#### EXERCISE DESCRIPTION:
Using the data below, determine the number of lines that include the string "megvastagodott". Write only that number.

________________

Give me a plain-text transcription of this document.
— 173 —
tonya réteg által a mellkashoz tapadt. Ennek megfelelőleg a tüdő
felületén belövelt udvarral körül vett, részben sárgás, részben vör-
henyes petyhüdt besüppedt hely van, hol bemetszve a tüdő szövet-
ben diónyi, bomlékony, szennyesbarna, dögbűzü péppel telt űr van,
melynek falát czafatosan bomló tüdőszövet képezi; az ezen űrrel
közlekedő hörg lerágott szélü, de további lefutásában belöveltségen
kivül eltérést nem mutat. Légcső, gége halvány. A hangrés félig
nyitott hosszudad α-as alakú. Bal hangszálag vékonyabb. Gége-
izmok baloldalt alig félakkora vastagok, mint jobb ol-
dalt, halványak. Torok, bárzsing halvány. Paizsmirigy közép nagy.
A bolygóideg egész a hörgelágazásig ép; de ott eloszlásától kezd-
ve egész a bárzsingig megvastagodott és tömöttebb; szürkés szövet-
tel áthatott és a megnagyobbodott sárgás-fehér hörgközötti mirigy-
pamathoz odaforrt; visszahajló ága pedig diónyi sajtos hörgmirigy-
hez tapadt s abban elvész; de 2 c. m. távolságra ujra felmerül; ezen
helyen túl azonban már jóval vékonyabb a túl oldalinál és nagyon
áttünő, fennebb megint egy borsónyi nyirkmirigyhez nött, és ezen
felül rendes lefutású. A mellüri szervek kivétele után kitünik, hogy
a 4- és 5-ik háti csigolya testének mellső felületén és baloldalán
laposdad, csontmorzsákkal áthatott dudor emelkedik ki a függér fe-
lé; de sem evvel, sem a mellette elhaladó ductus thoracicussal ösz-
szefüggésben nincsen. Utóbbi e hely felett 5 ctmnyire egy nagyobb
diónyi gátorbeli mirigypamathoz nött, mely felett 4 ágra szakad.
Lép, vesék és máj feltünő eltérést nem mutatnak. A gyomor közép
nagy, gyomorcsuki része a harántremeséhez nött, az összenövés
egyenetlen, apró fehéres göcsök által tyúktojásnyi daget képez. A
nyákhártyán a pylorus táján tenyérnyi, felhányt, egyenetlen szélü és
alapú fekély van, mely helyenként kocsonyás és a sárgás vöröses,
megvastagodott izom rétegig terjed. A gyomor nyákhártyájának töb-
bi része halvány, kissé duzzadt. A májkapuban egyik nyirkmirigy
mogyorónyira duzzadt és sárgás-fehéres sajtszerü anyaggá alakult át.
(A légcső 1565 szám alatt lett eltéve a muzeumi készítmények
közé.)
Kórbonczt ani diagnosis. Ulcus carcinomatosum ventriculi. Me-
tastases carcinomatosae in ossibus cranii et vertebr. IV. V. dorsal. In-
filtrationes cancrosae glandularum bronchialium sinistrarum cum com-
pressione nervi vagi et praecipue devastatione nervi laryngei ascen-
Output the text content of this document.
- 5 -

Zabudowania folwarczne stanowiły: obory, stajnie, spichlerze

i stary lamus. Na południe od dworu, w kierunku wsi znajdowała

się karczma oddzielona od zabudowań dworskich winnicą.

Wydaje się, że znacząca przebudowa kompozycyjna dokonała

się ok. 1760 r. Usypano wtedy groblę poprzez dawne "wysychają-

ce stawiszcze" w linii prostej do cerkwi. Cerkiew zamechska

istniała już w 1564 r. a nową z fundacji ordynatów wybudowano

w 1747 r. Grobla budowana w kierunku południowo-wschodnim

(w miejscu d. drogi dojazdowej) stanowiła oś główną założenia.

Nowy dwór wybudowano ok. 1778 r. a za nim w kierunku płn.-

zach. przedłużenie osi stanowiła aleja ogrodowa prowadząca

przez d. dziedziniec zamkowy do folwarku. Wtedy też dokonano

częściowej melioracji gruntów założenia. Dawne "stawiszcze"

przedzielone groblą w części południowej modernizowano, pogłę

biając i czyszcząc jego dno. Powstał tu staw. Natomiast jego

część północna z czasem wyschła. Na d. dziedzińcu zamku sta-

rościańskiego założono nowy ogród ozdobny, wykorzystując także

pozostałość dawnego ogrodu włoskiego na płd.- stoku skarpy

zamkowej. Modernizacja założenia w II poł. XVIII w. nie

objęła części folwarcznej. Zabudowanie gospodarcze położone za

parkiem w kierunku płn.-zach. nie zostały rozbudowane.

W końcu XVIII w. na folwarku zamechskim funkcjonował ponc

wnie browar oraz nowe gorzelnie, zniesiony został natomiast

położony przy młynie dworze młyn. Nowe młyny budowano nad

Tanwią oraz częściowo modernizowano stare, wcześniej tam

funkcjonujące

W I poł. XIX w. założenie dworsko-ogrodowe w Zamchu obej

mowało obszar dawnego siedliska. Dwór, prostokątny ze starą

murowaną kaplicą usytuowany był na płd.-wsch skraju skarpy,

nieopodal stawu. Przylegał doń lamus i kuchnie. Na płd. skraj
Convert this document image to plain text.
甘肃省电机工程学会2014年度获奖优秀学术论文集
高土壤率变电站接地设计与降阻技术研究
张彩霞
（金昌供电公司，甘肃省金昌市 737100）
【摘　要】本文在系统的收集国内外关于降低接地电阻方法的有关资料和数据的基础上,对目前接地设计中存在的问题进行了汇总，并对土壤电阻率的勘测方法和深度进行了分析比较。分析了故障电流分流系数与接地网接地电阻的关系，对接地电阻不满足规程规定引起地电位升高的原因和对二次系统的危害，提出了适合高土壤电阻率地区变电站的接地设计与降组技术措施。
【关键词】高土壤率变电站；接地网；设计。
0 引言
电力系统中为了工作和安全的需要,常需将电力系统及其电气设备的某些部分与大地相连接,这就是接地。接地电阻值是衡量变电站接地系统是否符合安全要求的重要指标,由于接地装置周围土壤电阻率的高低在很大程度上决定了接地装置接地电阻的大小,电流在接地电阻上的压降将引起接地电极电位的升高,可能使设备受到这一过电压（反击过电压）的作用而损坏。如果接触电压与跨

________________

#### ANSWER FOR THE TASK:
2